Aim of the task:
Every record below should be transcribed exactly. Omit the images.

Provided records:
____________________
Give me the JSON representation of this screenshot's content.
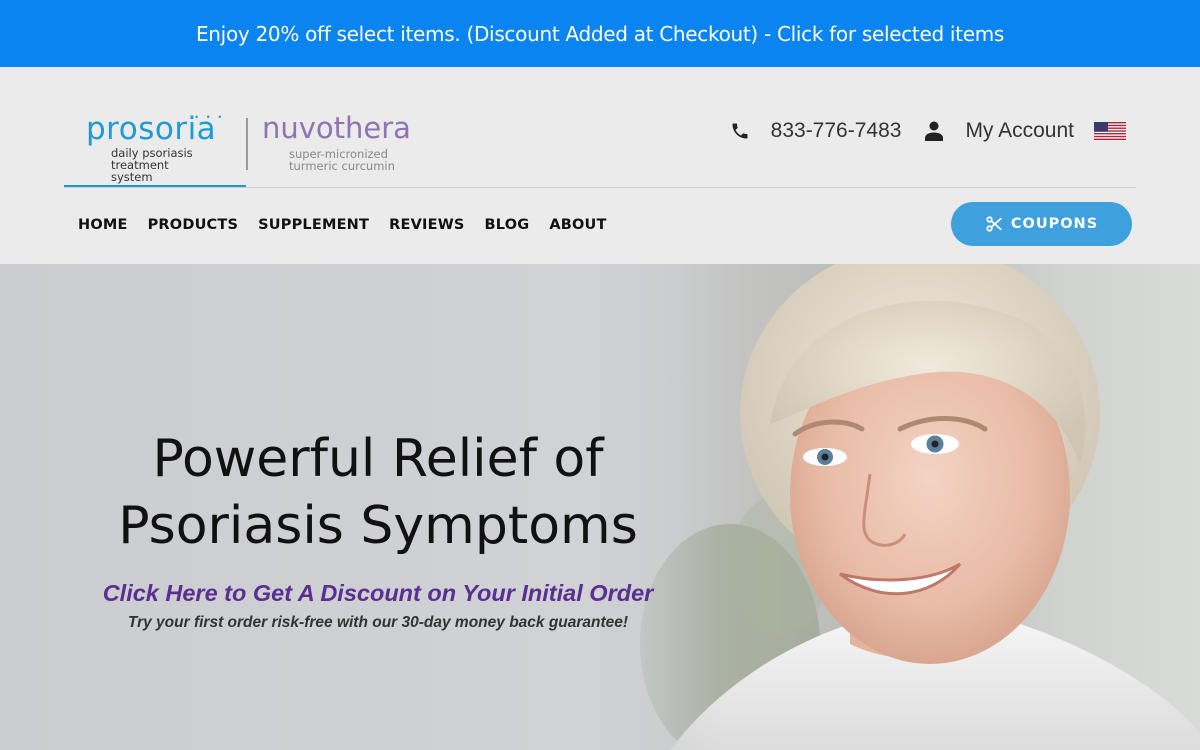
{
  "promo": {
    "text": "Enjoy 20% off select items. (Discount Added at Checkout) - Click for selected items",
    "color": "#0a84f0"
  },
  "header": {
    "logo_prosoria": {
      "name": "prosoria",
      "tagline_line1": "daily psoriasis",
      "tagline_line2": "treatment system",
      "color": "#1c9bd4"
    },
    "logo_nuvothera": {
      "name": "nuvothera",
      "tagline_line1": "super-micronized",
      "tagline_line2": "turmeric curcumin",
      "color": "#8f74b3"
    },
    "phone": "833-776-7483",
    "account_label": "My Account",
    "flag_icon": "us-flag-icon",
    "phone_icon": "phone-icon",
    "account_icon": "user-icon"
  },
  "nav": {
    "items": [
      "HOME",
      "PRODUCTS",
      "SUPPLEMENT",
      "REVIEWS",
      "BLOG",
      "ABOUT"
    ]
  },
  "coupons": {
    "label": "COUPONS",
    "icon": "scissors-icon",
    "color": "#3ea0dc"
  },
  "hero": {
    "title_line1": "Powerful Relief of",
    "title_line2": "Psoriasis Symptoms",
    "cta": "Click Here to Get A Discount on Your Initial Order",
    "subtext": "Try your first order risk-free with our 30-day money back guarantee!",
    "cta_color": "#5b2e91"
  }
}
____________________
Written response:
Give me the JSON representation of this screenshot's content.
{
  "promo": {
    "text": "Enjoy 20% off select items. (Discount Added at Checkout) - Click for selected items",
    "color": "#0a84f0"
  },
  "header": {
    "logo_prosoria": {
      "name": "prosoria",
      "tagline_line1": "daily psoriasis",
      "tagline_line2": "treatment system",
      "color": "#1c9bd4"
    },
    "logo_nuvothera": {
      "name": "nuvothera",
      "tagline_line1": "super-micronized",
      "tagline_line2": "turmeric curcumin",
      "color": "#8f74b3"
    },
    "phone": "833-776-7483",
    "account_label": "My Account",
    "flag_icon": "us-flag-icon",
    "phone_icon": "phone-icon",
    "account_icon": "user-icon"
  },
  "nav": {
    "items": [
      "HOME",
      "PRODUCTS",
      "SUPPLEMENT",
      "REVIEWS",
      "BLOG",
      "ABOUT"
    ]
  },
  "coupons": {
    "label": "COUPONS",
    "icon": "scissors-icon",
    "color": "#3ea0dc"
  },
  "hero": {
    "title_line1": "Powerful Relief of",
    "title_line2": "Psoriasis Symptoms",
    "cta": "Click Here to Get A Discount on Your Initial Order",
    "subtext": "Try your first order risk-free with our 30-day money back guarantee!",
    "cta_color": "#5b2e91"
  }
}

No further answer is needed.